§ **TASK PROMPT**
Would you copy out the whole listing exactly as given?

§ **MATERIAL SUPPLIED**
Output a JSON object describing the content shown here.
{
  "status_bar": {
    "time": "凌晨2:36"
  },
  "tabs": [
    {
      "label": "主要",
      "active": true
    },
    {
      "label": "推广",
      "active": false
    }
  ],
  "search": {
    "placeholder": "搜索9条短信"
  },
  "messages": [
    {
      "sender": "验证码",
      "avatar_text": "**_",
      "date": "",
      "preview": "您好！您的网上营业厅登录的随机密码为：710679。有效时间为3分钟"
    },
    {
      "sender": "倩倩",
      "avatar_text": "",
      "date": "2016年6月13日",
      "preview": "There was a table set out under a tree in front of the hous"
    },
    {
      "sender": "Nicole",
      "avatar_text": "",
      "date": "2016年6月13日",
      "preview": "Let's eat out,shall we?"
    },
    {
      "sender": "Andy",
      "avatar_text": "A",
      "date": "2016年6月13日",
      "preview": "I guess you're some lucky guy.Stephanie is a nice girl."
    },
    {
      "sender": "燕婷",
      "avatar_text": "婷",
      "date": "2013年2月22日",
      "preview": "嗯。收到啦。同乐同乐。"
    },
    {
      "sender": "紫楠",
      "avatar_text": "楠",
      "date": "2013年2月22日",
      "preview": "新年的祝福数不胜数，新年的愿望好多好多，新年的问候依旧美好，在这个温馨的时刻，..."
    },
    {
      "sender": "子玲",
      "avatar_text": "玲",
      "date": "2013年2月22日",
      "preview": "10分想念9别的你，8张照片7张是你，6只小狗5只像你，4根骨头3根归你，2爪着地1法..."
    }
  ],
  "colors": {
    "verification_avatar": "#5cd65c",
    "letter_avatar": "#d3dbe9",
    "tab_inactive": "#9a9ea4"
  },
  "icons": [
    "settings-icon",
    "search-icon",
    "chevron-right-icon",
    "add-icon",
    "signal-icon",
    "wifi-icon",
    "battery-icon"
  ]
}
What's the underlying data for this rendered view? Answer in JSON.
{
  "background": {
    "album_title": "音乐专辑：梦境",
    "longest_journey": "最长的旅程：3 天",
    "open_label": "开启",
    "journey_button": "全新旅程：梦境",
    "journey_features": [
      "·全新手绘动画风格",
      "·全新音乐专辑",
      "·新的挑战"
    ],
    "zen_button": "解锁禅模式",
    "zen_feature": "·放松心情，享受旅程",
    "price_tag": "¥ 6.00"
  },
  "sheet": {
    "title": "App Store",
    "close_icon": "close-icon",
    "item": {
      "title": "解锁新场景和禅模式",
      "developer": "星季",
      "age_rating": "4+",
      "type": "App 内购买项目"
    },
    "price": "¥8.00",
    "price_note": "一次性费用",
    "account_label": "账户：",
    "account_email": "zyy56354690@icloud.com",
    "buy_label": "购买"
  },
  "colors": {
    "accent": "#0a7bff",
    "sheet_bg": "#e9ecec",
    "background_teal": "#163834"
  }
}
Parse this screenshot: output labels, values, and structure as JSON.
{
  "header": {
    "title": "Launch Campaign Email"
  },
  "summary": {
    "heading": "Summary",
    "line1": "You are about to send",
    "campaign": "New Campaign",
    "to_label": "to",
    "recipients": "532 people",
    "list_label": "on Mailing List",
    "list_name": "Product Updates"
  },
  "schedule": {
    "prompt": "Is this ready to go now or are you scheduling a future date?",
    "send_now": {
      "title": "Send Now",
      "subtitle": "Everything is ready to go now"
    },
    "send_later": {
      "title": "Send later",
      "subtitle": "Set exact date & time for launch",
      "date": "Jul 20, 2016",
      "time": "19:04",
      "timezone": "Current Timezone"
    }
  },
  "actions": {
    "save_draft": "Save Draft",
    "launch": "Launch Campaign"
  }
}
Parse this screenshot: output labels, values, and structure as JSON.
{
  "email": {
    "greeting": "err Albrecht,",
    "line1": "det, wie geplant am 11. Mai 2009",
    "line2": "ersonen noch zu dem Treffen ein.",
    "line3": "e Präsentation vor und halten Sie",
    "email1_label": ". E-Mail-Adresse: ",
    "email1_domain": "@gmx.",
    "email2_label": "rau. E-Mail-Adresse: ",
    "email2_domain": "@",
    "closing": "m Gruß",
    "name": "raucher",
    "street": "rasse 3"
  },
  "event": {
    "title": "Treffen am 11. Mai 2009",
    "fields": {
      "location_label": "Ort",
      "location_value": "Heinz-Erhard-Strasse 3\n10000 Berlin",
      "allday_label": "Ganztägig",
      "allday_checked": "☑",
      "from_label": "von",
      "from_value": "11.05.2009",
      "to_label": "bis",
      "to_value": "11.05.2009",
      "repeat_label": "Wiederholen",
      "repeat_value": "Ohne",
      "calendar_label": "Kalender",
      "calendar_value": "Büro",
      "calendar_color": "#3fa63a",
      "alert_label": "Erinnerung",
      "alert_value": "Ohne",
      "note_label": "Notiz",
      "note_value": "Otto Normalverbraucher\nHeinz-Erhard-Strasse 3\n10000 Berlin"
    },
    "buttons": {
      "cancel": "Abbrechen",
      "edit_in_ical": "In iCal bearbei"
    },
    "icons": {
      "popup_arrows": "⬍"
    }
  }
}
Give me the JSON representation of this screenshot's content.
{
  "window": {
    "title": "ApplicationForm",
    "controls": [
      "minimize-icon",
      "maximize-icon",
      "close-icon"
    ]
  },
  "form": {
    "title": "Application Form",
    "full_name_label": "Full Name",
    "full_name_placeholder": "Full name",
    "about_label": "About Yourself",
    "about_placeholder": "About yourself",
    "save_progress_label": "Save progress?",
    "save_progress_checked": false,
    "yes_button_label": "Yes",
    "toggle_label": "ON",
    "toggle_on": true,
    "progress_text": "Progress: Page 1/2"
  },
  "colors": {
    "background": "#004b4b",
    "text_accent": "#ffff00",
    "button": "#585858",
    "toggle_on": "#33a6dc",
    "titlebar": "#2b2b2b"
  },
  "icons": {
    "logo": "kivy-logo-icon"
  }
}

§ **TASK SOLUTION**
Output a JSON object describing the content shown here.
{
  "status_bar": {
    "time": "凌晨2:36"
  },
  "tabs": [
    {
      "label": "主要",
      "active": true
    },
    {
      "label": "推广",
      "active": false
    }
  ],
  "search": {
    "placeholder": "搜索9条短信"
  },
  "messages": [
    {
      "sender": "验证码",
      "avatar_text": "**_",
      "date": "",
      "preview": "您好！您的网上营业厅登录的随机密码为：710679。有效时间为3分钟"
    },
    {
      "sender": "倩倩",
      "avatar_text": "",
      "date": "2016年6月13日",
      "preview": "There was a table set out under a tree in front of the hous"
    },
    {
      "sender": "Nicole",
      "avatar_text": "",
      "date": "2016年6月13日",
      "preview": "Let's eat out,shall we?"
    },
    {
      "sender": "Andy",
      "avatar_text": "A",
      "date": "2016年6月13日",
      "preview": "I guess you're some lucky guy.Stephanie is a nice girl."
    },
    {
      "sender": "燕婷",
      "avatar_text": "婷",
      "date": "2013年2月22日",
      "preview": "嗯。收到啦。同乐同乐。"
    },
    {
      "sender": "紫楠",
      "avatar_text": "楠",
      "date": "2013年2月22日",
      "preview": "新年的祝福数不胜数，新年的愿望好多好多，新年的问候依旧美好，在这个温馨的时刻，..."
    },
    {
      "sender": "子玲",
      "avatar_text": "玲",
      "date": "2013年2月22日",
      "preview": "10分想念9别的你，8张照片7张是你，6只小狗5只像你，4根骨头3根归你，2爪着地1法..."
    }
  ],
  "colors": {
    "verification_avatar": "#5cd65c",
    "letter_avatar": "#d3dbe9",
    "tab_inactive": "#9a9ea4"
  },
  "icons": [
    "settings-icon",
    "search-icon",
    "chevron-right-icon",
    "add-icon",
    "signal-icon",
    "wifi-icon",
    "battery-icon"
  ]
}
What's the underlying data for this rendered view? Answer in JSON.
{
  "background": {
    "album_title": "音乐专辑：梦境",
    "longest_journey": "最长的旅程：3 天",
    "open_label": "开启",
    "journey_button": "全新旅程：梦境",
    "journey_features": [
      "·全新手绘动画风格",
      "·全新音乐专辑",
      "·新的挑战"
    ],
    "zen_button": "解锁禅模式",
    "zen_feature": "·放松心情，享受旅程",
    "price_tag": "¥ 6.00"
  },
  "sheet": {
    "title": "App Store",
    "close_icon": "close-icon",
    "item": {
      "title": "解锁新场景和禅模式",
      "developer": "星季",
      "age_rating": "4+",
      "type": "App 内购买项目"
    },
    "price": "¥8.00",
    "price_note": "一次性费用",
    "account_label": "账户：",
    "account_email": "zyy56354690@icloud.com",
    "buy_label": "购买"
  },
  "colors": {
    "accent": "#0a7bff",
    "sheet_bg": "#e9ecec",
    "background_teal": "#163834"
  }
}
Parse this screenshot: output labels, values, and structure as JSON.
{
  "header": {
    "title": "Launch Campaign Email"
  },
  "summary": {
    "heading": "Summary",
    "line1": "You are about to send",
    "campaign": "New Campaign",
    "to_label": "to",
    "recipients": "532 people",
    "list_label": "on Mailing List",
    "list_name": "Product Updates"
  },
  "schedule": {
    "prompt": "Is this ready to go now or are you scheduling a future date?",
    "send_now": {
      "title": "Send Now",
      "subtitle": "Everything is ready to go now"
    },
    "send_later": {
      "title": "Send later",
      "subtitle": "Set exact date & time for launch",
      "date": "Jul 20, 2016",
      "time": "19:04",
      "timezone": "Current Timezone"
    }
  },
  "actions": {
    "save_draft": "Save Draft",
    "launch": "Launch Campaign"
  }
}
Parse this screenshot: output labels, values, and structure as JSON.
{
  "email": {
    "greeting": "err Albrecht,",
    "line1": "det, wie geplant am 11. Mai 2009",
    "line2": "ersonen noch zu dem Treffen ein.",
    "line3": "e Präsentation vor und halten Sie",
    "email1_label": ". E-Mail-Adresse: ",
    "email1_domain": "@gmx.",
    "email2_label": "rau. E-Mail-Adresse: ",
    "email2_domain": "@",
    "closing": "m Gruß",
    "name": "raucher",
    "street": "rasse 3"
  },
  "event": {
    "title": "Treffen am 11. Mai 2009",
    "fields": {
      "location_label": "Ort",
      "location_value": "Heinz-Erhard-Strasse 3\n10000 Berlin",
      "allday_label": "Ganztägig",
      "allday_checked": "☑",
      "from_label": "von",
      "from_value": "11.05.2009",
      "to_label": "bis",
      "to_value": "11.05.2009",
      "repeat_label": "Wiederholen",
      "repeat_value": "Ohne",
      "calendar_label": "Kalender",
      "calendar_value": "Büro",
      "calendar_color": "#3fa63a",
      "alert_label": "Erinnerung",
      "alert_value": "Ohne",
      "note_label": "Notiz",
      "note_value": "Otto Normalverbraucher\nHeinz-Erhard-Strasse 3\n10000 Berlin"
    },
    "buttons": {
      "cancel": "Abbrechen",
      "edit_in_ical": "In iCal bearbei"
    },
    "icons": {
      "popup_arrows": "⬍"
    }
  }
}
Give me the JSON representation of this screenshot's content.
{
  "window": {
    "title": "ApplicationForm",
    "controls": [
      "minimize-icon",
      "maximize-icon",
      "close-icon"
    ]
  },
  "form": {
    "title": "Application Form",
    "full_name_label": "Full Name",
    "full_name_placeholder": "Full name",
    "about_label": "About Yourself",
    "about_placeholder": "About yourself",
    "save_progress_label": "Save progress?",
    "save_progress_checked": false,
    "yes_button_label": "Yes",
    "toggle_label": "ON",
    "toggle_on": true,
    "progress_text": "Progress: Page 1/2"
  },
  "colors": {
    "background": "#004b4b",
    "text_accent": "#ffff00",
    "button": "#585858",
    "toggle_on": "#33a6dc",
    "titlebar": "#2b2b2b"
  },
  "icons": {
    "logo": "kivy-logo-icon"
  }
}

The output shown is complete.